— Problem —
Pictures should be excluded; otherwise, copy every entry exactly.

— Extracted information —
==================================================
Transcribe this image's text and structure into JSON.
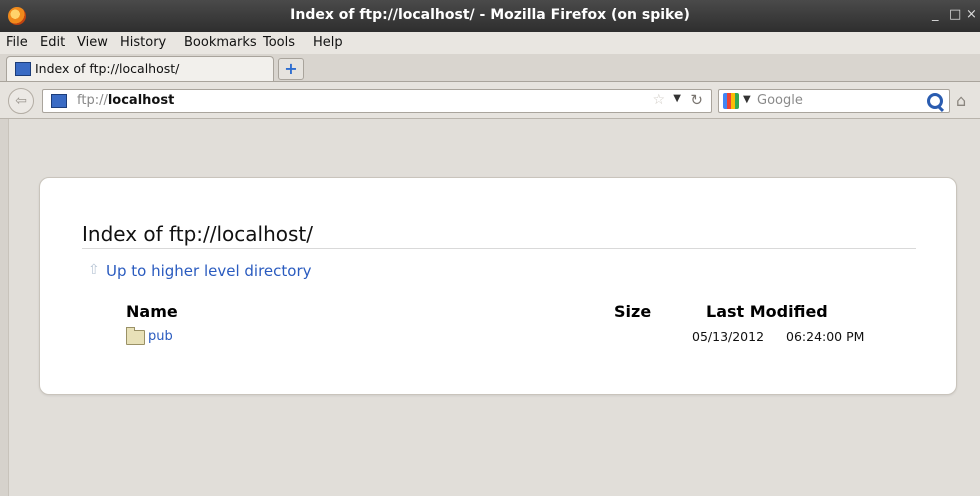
{
  "window": {
    "title": "Index of ftp://localhost/ - Mozilla Firefox (on spike)",
    "minimize": "_",
    "maximize": "□",
    "close": "×"
  },
  "menu": [
    {
      "label": "File"
    },
    {
      "label": "Edit"
    },
    {
      "label": "View"
    },
    {
      "label": "History"
    },
    {
      "label": "Bookmarks"
    },
    {
      "label": "Tools"
    },
    {
      "label": "Help"
    }
  ],
  "tabs": [
    {
      "label": "Index of ftp://localhost/"
    }
  ],
  "newtab_label": "+",
  "navbar": {
    "url_scheme": "ftp://",
    "url_host": "localhost",
    "search_placeholder": "Google"
  },
  "page": {
    "title": "Index of ftp://localhost/",
    "up_link": "Up to higher level directory",
    "columns": {
      "name": "Name",
      "size": "Size",
      "last_modified": "Last Modified"
    },
    "rows": [
      {
        "name": "pub",
        "size": "",
        "date": "05/13/2012",
        "time": "06:24:00 PM"
      }
    ]
  },
  "icons": {
    "app": "firefox-icon",
    "favicon": "monitor-icon",
    "back": "back-arrow-icon",
    "bookmark": "star-icon",
    "reload": "reload-icon",
    "search_engine": "google-icon",
    "search": "magnifier-icon",
    "home": "home-icon",
    "folder": "folder-icon",
    "up": "up-arrow-icon"
  },
  "colors": {
    "link": "#2a5bbf",
    "titlebar": "#2e2e2e",
    "content_bg": "#e1ded9"
  }
}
==================================================
— Finished task —
Transcribe this image's text and structure into JSON.
{
  "window": {
    "title": "Index of ftp://localhost/ - Mozilla Firefox (on spike)",
    "minimize": "_",
    "maximize": "□",
    "close": "×"
  },
  "menu": [
    {
      "label": "File"
    },
    {
      "label": "Edit"
    },
    {
      "label": "View"
    },
    {
      "label": "History"
    },
    {
      "label": "Bookmarks"
    },
    {
      "label": "Tools"
    },
    {
      "label": "Help"
    }
  ],
  "tabs": [
    {
      "label": "Index of ftp://localhost/"
    }
  ],
  "newtab_label": "+",
  "navbar": {
    "url_scheme": "ftp://",
    "url_host": "localhost",
    "search_placeholder": "Google"
  },
  "page": {
    "title": "Index of ftp://localhost/",
    "up_link": "Up to higher level directory",
    "columns": {
      "name": "Name",
      "size": "Size",
      "last_modified": "Last Modified"
    },
    "rows": [
      {
        "name": "pub",
        "size": "",
        "date": "05/13/2012",
        "time": "06:24:00 PM"
      }
    ]
  },
  "icons": {
    "app": "firefox-icon",
    "favicon": "monitor-icon",
    "back": "back-arrow-icon",
    "bookmark": "star-icon",
    "reload": "reload-icon",
    "search_engine": "google-icon",
    "search": "magnifier-icon",
    "home": "home-icon",
    "folder": "folder-icon",
    "up": "up-arrow-icon"
  },
  "colors": {
    "link": "#2a5bbf",
    "titlebar": "#2e2e2e",
    "content_bg": "#e1ded9"
  }
}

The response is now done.